**STATED TASK 1**
Format the entries from the first line through the line containing "data-point-yellow [434,377,447,389]" as a Markdown table with the columns Row and Line, numbering each row and leaving out blank lines.

**TEXT EXTRACT**
▽
Jacques Godefroy de Tonnancour was one of the most important Quebec and Canadian contemporary painters. Born in Montreal, Quebec, he had an early interest in drawing. He found it difficult to choose between entomology and art as a career when he was 18. Although largely self taught he entered l’Ecole des Beaux-Arts, Montreal in 1938 where he studied for three years until he rebelled against what he felt was “very academic teaching”. The tree, until 1962, had been an important source of subject matter for him, and his work was discussed and widely reproduced in magazines, books, periodicals, newspapers, and on calendars. Unlike many landscape painters he seldom painted on the spot excepting for the year he spent in Rio de Janeiro on a Brazilian government scholarship, 1945-6.

From his early works in Laurentian landscapes, he evolved into an abstract style influenced by his friends Alfred Pellan, Paul-Emile Borduas, and Goodridge Roberts. His manifesto, Prisme d'yeux, was published in 1948 with Pellan's support; it diverged from the influential Refus global, published around the same time.
△
**STATED TASK 2**
Name every friend the biographical text says influenced the painter's abstract style.

Collected data entries:
▽
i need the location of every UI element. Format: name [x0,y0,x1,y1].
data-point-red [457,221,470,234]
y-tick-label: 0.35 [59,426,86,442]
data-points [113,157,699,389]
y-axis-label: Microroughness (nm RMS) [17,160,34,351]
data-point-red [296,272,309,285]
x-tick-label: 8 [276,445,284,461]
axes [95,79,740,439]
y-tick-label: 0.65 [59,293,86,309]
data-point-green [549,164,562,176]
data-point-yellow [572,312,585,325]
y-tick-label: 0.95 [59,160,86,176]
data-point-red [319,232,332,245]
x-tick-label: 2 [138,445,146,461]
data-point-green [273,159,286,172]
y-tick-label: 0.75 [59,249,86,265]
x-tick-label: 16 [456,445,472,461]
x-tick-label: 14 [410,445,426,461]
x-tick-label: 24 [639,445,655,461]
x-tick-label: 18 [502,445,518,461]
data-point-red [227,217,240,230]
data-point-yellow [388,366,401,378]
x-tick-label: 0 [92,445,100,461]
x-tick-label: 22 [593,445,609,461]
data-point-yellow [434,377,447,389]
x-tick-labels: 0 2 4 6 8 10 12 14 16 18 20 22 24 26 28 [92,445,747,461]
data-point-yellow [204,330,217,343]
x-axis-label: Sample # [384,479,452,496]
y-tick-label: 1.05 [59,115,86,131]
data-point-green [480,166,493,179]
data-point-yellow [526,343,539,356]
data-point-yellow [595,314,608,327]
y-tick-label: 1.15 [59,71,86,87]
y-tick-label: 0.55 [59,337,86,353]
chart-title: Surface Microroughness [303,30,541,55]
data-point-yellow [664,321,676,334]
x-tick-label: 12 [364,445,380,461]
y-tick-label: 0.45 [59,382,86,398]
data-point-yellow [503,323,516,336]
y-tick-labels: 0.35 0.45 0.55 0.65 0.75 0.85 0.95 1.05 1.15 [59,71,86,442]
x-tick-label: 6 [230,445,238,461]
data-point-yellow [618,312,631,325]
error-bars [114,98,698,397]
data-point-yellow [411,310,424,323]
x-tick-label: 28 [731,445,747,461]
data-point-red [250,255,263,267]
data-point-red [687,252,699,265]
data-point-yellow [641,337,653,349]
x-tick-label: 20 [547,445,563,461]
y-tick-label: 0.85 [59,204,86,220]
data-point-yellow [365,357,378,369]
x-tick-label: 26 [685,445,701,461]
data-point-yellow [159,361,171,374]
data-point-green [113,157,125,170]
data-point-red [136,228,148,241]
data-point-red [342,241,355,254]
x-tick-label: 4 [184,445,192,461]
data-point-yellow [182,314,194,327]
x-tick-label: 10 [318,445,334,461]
△
**EXERCISE SOLUTION 1**
| Row | Line |
|---|---|
| 1 | i need the location of every UI element. Format: name [x0,y0,x1,y1]. |
| 2 | data-point-red [457,221,470,234] |
| 3 | y-tick-label: 0.35 [59,426,86,442] |
| 4 | data-points [113,157,699,389] |
| 5 | y-axis-label: Microroughness (nm RMS) [17,160,34,351] |
| 6 | data-point-red [296,272,309,285] |
| 7 | x-tick-label: 8 [276,445,284,461] |
| 8 | axes [95,79,740,439] |
| 9 | y-tick-label: 0.65 [59,293,86,309] |
| 10 | data-point-green [549,164,562,176] |
| 11 | data-point-yellow [572,312,585,325] |
| 12 | y-tick-label: 0.95 [59,160,86,176] |
| 13 | data-point-red [319,232,332,245] |
| 14 | x-tick-label: 2 [138,445,146,461] |
| 15 | data-point-green [273,159,286,172] |
| 16 | y-tick-label: 0.75 [59,249,86,265] |
| 17 | x-tick-label: 16 [456,445,472,461] |
| 18 | x-tick-label: 14 [410,445,426,461] |
| 19 | x-tick-label: 24 [639,445,655,461] |
| 20 | x-tick-label: 18 [502,445,518,461] |
| 21 | data-point-red [227,217,240,230] |
| 22 | data-point-yellow [388,366,401,378] |
| 23 | x-tick-label: 0 [92,445,100,461] |
| 24 | x-tick-label: 22 [593,445,609,461] |
| 25 | data-point-yellow [434,377,447,389] |

**EXERCISE SOLUTION 2**
Alfred Pellan, Paul-Emile Borduas, Goodridge Roberts